* _Given problem_
List every line in this data where the string "apod" occurs.

[Stored records]

────────────────────

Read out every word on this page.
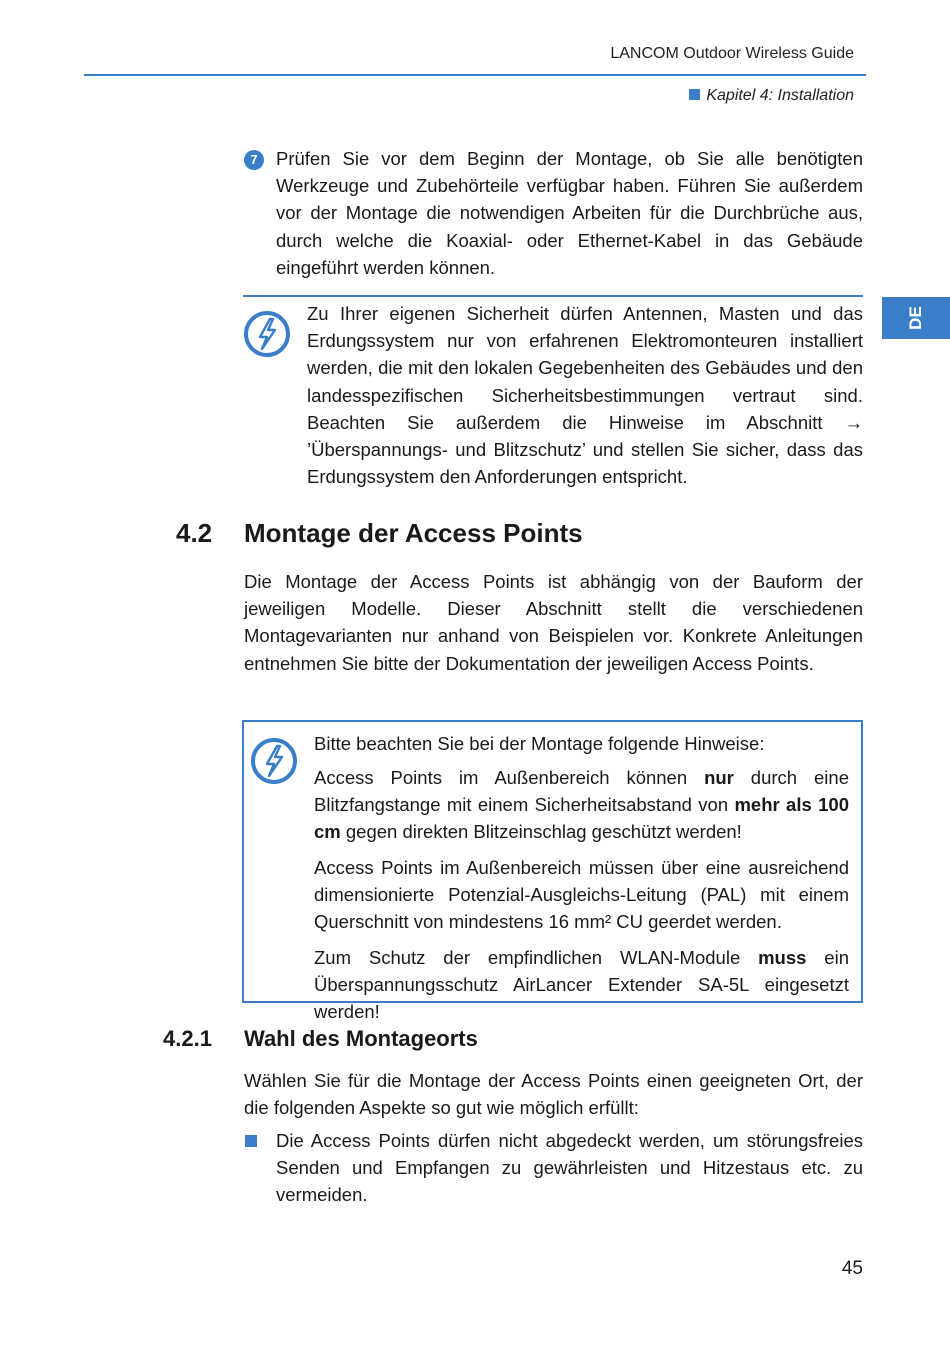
LANCOM Outdoor Wireless Guide
Kapitel 4: Installation
DE
7 Prüfen Sie vor dem Beginn der Montage, ob Sie alle benötigten Werkzeuge und Zubehörteile verfügbar haben. Führen Sie außerdem vor der Montage die notwendigen Arbeiten für die Durchbrüche aus, durch welche die Koaxial- oder Ethernet-Kabel in das Gebäude eingeführt werden können.
Zu Ihrer eigenen Sicherheit dürfen Antennen, Masten und das Erdungssystem nur von erfahrenen Elektromonteuren installiert werden, die mit den lokalen Gegebenheiten des Gebäudes und den landesspezifischen Sicherheitsbestimmungen vertraut sind. Beachten Sie außerdem die Hinweise im Abschnitt → ’Überspannungs- und Blitzschutz’ und stellen Sie sicher, dass das Erdungssystem den Anforderungen entspricht.
4.2 Montage der Access Points
Die Montage der Access Points ist abhängig von der Bauform der jeweiligen Modelle. Dieser Abschnitt stellt die verschiedenen Montagevarianten nur anhand von Beispielen vor. Konkrete Anleitungen entnehmen Sie bitte der Dokumentation der jeweiligen Access Points.
Bitte beachten Sie bei der Montage folgende Hinweise:
Access Points im Außenbereich können nur durch eine Blitzfangstange mit einem Sicherheitsabstand von mehr als 100 cm gegen direkten Blitzeinschlag geschützt werden!
Access Points im Außenbereich müssen über eine ausreichend dimensionierte Potenzial-Ausgleichs-Leitung (PAL) mit einem Querschnitt von mindestens 16 mm² CU geerdet werden.
Zum Schutz der empfindlichen WLAN-Module muss ein Überspannungsschutz AirLancer Extender SA-5L eingesetzt werden!
4.2.1 Wahl des Montageorts
Wählen Sie für die Montage der Access Points einen geeigneten Ort, der die folgenden Aspekte so gut wie möglich erfüllt:
Die Access Points dürfen nicht abgedeckt werden, um störungsfreies Senden und Empfangen zu gewährleisten und Hitzestaus etc. zu vermeiden.
45
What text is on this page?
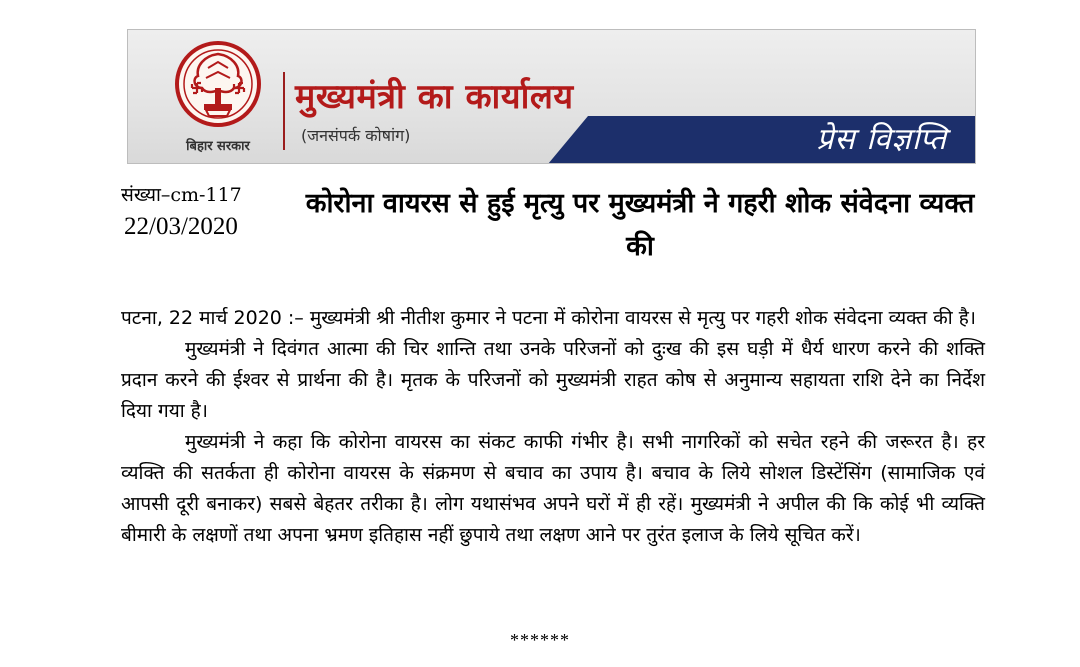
बिहार सरकार
मुख्यमंत्री का कार्यालय
(जनसंपर्क कोषांग)	प्रेस विज्ञप्ति
संख्या–cm-117
22/03/2020
कोरोना वायरस से हुई मृत्यु पर मुख्यमंत्री ने गहरी शोक संवेदना व्यक्त की

पटना, 22 मार्च 2020 :– मुख्यमंत्री श्री नीतीश कुमार ने पटना में कोरोना वायरस से मृत्यु पर गहरी शोक संवेदना व्यक्त की है।

मुख्यमंत्री ने दिवंगत आत्मा की चिर शान्ति तथा उनके परिजनों को दुःख की इस घड़ी में धैर्य धारण करने की शक्ति प्रदान करने की ईश्वर से प्रार्थना की है। मृतक के परिजनों को मुख्यमंत्री राहत कोष से अनुमान्य सहायता राशि देने का निर्देश दिया गया है।

मुख्यमंत्री ने कहा कि कोरोना वायरस का संकट काफी गंभीर है। सभी नागरिकों को सचेत रहने की जरूरत है। हर व्यक्ति की सतर्कता ही कोरोना वायरस के संक्रमण से बचाव का उपाय है। बचाव के लिये सोशल डिस्टेंसिंग (सामाजिक एवं आपसी दूरी बनाकर) सबसे बेहतर तरीका है। लोग यथासंभव अपने घरों में ही रहें। मुख्यमंत्री ने अपील की कि कोई भी व्यक्ति बीमारी के लक्षणों तथा अपना भ्रमण इतिहास नहीं छुपाये तथा लक्षण आने पर तुरंत इलाज के लिये सूचित करें।

******
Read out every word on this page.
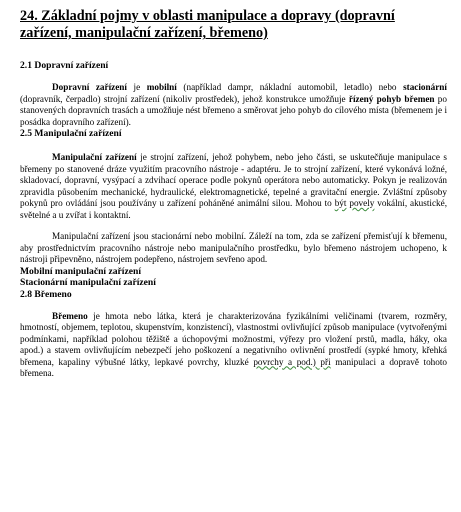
24. Základní pojmy v oblasti manipulace a dopravy (dopravní zařízení, manipulační zařízení, břemeno)
2.1 Dopravní zařízení

Dopravní zařízení je mobilní (například dampr, nákladní automobil, letadlo) nebo stacionární (dopravník, čerpadlo) strojní zařízení (nikoliv prostředek), jehož konstrukce umožňuje řízený pohyb břemen po stanovených dopravních trasách a umožňuje nést břemeno a směrovat jeho pohyb do cílového místa (břemenem je i posádka dopravního zařízení).

2.5 Manipulační zařízení

Manipulační zařízení je strojní zařízení, jehož pohybem, nebo jeho části, se uskutečňuje manipulace s břemeny po stanovené dráze využitím pracovního nástroje - adaptéru. Je to strojní zařízení, které vykonává ložné, skladovací, dopravní, vysýpací a zdvihací operace podle pokynů operátora nebo automaticky. Pokyn je realizován zpravidla působením mechanické, hydraulické, elektromagnetické, tepelné a gravitační energie. Zvláštní způsoby pokynů pro ovládání jsou používány u zařízení poháněné animální silou. Mohou to být povely vokální, akustické, světelné a u zvířat i kontaktní.

Manipulační zařízení jsou stacionární nebo mobilní. Záleží na tom, zda se zařízení přemisťují k břemenu, aby prostřednictvím pracovního nástroje nebo manipulačního prostředku, bylo břemeno nástrojem uchopeno, k nástroji připevněno, nástrojem podepřeno, nástrojem sevřeno apod.

Mobilní manipulační zařízení
Stacionární manipulační zařízení
2.8 Břemeno

Břemeno je hmota nebo látka, která je charakterizována fyzikálními veličinami (tvarem, rozměry, hmotností, objemem, teplotou, skupenstvím, konzistencí), vlastnostmi ovlivňující způsob manipulace (vytvořenými podmínkami, například polohou těžiště a úchopovými možnostmi, výřezy pro vložení prstů, madla, háky, oka apod.) a stavem ovlivňujícím nebezpečí jeho poškození a negativního ovlivnění prostředí (sypké hmoty, křehká břemena, kapaliny výbušné látky, lepkavé povrchy, kluzké povrchy a pod.) při manipulaci a dopravě tohoto břemena.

────────────────────

* _Answer to the exercise_
Manipulační zařízení jsou stacionární nebo mobilní. Záleží na tom, zda se zařízení přemisťují k břemenu, aby prostřednictvím pracovního nástroje nebo manipulačního prostředku, bylo břemeno nástrojem uchopeno, k nástroji připevněno, nástrojem podepřeno, nástrojem sevřeno apod.
Břemeno je hmota nebo látka, která je charakterizována fyzikálními veličinami (tvarem, rozměry, hmotností, objemem, teplotou, skupenstvím, konzistencí), vlastnostmi ovlivňující způsob manipulace (vytvořenými podmínkami, například polohou těžiště a úchopovými možnostmi, výřezy pro vložení prstů, madla, háky, oka apod.) a stavem ovlivňujícím nebezpečí jeho poškození a negativního ovlivnění prostředí (sypké hmoty, křehká břemena, kapaliny výbušné látky, lepkavé povrchy, kluzké povrchy a pod.) při manipulaci a dopravě tohoto břemena.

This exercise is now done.